— Start MATERIAL PROVIDED —

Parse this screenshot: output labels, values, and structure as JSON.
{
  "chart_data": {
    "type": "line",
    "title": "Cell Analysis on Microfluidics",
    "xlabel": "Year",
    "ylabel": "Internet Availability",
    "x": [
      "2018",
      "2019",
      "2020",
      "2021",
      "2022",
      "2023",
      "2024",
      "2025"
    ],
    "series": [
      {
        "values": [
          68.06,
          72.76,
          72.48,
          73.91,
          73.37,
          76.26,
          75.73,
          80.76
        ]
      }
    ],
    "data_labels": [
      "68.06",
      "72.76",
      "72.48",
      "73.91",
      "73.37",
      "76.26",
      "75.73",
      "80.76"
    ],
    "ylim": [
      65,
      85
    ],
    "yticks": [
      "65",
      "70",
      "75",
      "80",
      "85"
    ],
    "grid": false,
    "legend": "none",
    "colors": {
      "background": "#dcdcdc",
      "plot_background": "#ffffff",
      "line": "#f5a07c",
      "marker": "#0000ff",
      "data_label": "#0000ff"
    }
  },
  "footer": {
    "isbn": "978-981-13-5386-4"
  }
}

— End MATERIAL PROVIDED —

INSTRUCTIONS TO FOLLOW: Extract the complete set of records unchanged.

WRITTEN SOLUTION:
Parse this screenshot: output labels, values, and structure as JSON.
{
  "chart_data": {
    "type": "line",
    "title": "Cell Analysis on Microfluidics",
    "xlabel": "Year",
    "ylabel": "Internet Availability",
    "x": [
      "2018",
      "2019",
      "2020",
      "2021",
      "2022",
      "2023",
      "2024",
      "2025"
    ],
    "series": [
      {
        "values": [
          68.06,
          72.76,
          72.48,
          73.91,
          73.37,
          76.26,
          75.73,
          80.76
        ]
      }
    ],
    "data_labels": [
      "68.06",
      "72.76",
      "72.48",
      "73.91",
      "73.37",
      "76.26",
      "75.73",
      "80.76"
    ],
    "ylim": [
      65,
      85
    ],
    "yticks": [
      "65",
      "70",
      "75",
      "80",
      "85"
    ],
    "grid": false,
    "legend": "none",
    "colors": {
      "background": "#dcdcdc",
      "plot_background": "#ffffff",
      "line": "#f5a07c",
      "marker": "#0000ff",
      "data_label": "#0000ff"
    }
  },
  "footer": {
    "isbn": "978-981-13-5386-4"
  }
}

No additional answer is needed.